> [Your goal]
Scan the entries for the string "days" and give the number of lines that have it, nothing further.
————————
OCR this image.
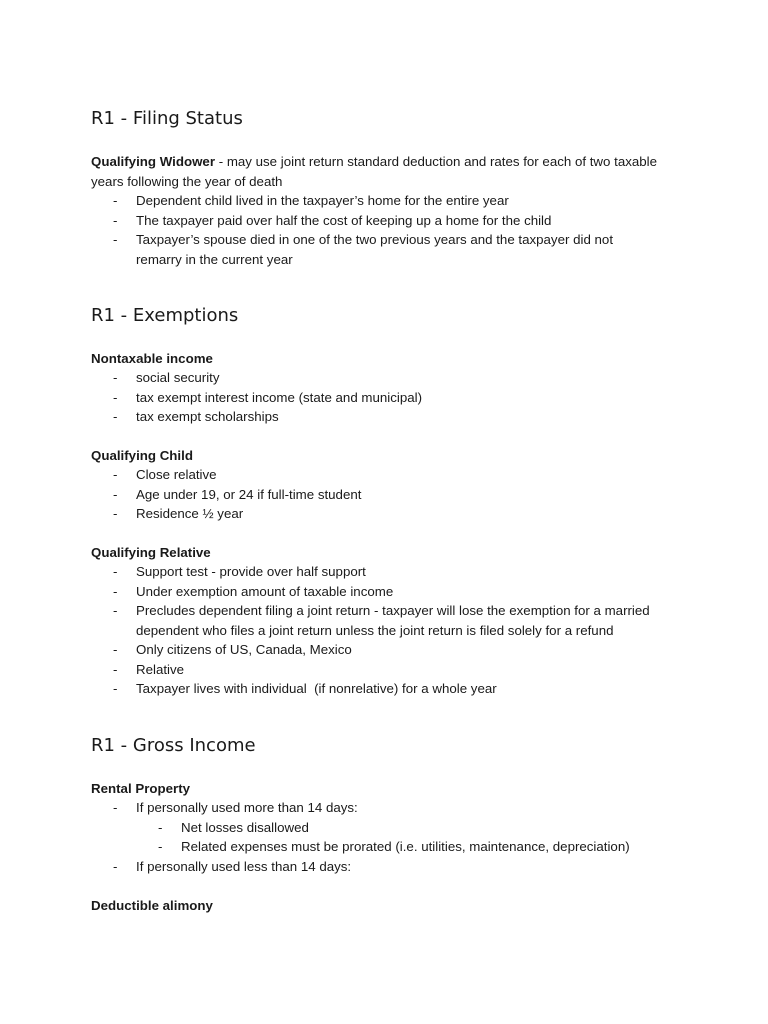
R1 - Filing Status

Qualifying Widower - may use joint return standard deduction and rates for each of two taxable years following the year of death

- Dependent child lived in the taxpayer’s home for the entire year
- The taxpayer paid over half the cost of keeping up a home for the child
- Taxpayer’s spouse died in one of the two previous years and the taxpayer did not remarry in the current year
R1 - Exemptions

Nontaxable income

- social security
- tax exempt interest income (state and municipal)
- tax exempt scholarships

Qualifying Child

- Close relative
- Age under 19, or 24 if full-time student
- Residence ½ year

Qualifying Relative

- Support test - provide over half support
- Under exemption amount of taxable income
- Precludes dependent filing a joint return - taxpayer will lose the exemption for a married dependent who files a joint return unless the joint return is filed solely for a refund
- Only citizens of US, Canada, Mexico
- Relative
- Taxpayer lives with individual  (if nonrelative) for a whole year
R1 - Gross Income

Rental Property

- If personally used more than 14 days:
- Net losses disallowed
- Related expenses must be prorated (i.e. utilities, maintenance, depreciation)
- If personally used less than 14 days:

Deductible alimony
————————
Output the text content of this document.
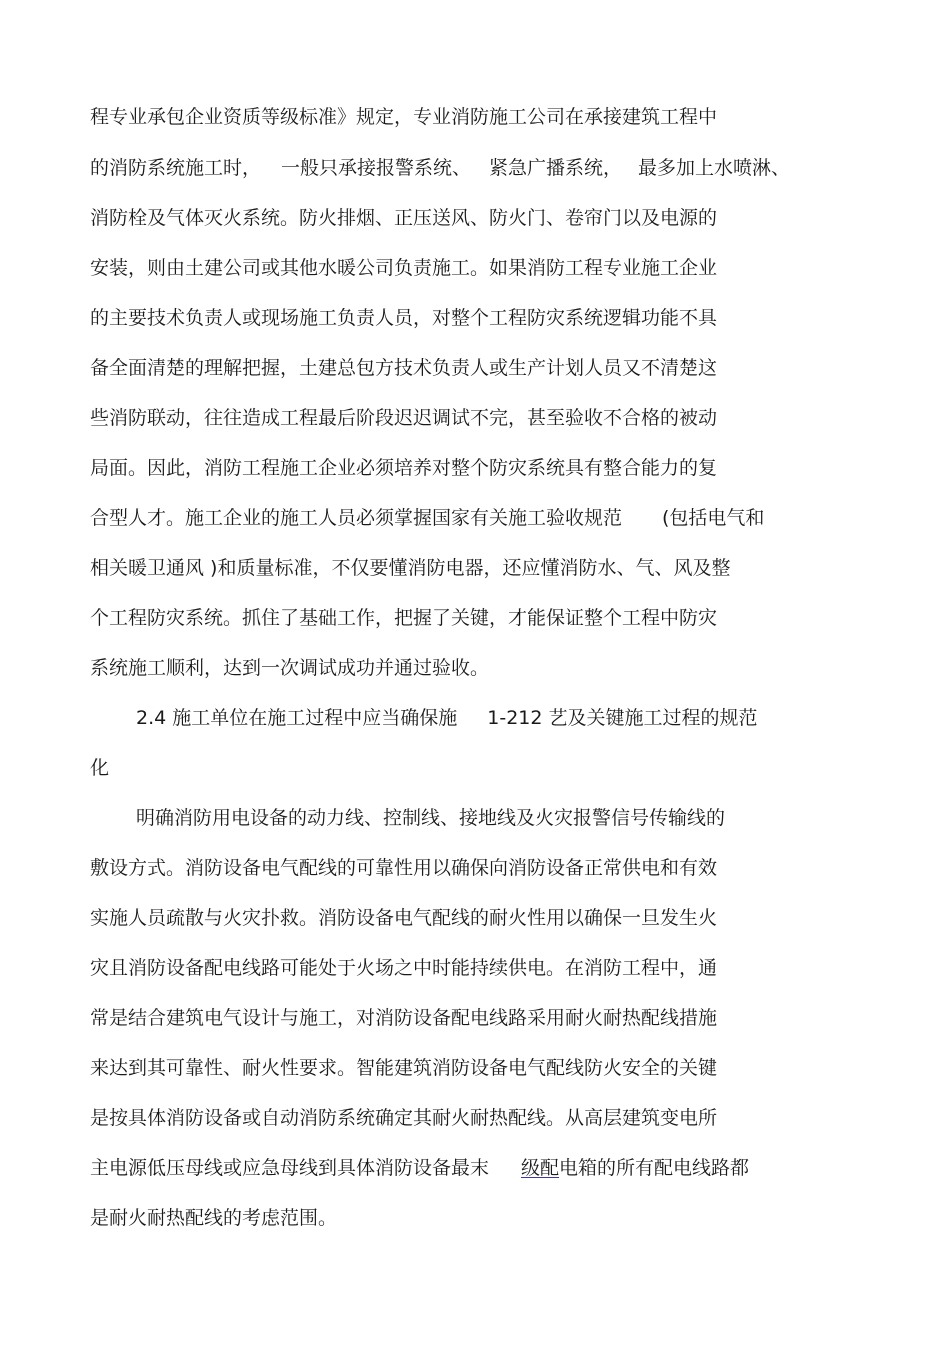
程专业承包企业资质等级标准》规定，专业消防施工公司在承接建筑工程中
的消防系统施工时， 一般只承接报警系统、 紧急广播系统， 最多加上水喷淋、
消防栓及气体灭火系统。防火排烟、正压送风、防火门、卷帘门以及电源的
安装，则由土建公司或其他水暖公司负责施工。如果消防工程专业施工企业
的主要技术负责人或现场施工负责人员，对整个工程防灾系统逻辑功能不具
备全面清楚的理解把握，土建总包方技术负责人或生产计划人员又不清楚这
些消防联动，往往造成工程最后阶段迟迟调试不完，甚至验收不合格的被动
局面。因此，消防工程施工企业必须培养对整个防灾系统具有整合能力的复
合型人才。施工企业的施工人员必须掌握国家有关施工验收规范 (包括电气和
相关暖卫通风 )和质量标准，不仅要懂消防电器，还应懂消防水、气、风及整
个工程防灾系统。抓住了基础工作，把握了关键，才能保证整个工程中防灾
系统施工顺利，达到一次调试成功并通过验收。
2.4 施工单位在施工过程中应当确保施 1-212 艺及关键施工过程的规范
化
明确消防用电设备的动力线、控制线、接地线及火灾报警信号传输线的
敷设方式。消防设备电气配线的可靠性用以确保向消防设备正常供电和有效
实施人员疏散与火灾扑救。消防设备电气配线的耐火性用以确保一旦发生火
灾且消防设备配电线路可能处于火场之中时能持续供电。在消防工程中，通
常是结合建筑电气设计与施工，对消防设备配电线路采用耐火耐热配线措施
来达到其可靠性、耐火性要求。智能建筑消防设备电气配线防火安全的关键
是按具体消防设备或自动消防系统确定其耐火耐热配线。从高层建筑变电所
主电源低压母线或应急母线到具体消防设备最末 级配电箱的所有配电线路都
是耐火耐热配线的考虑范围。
————————
> [Result]
2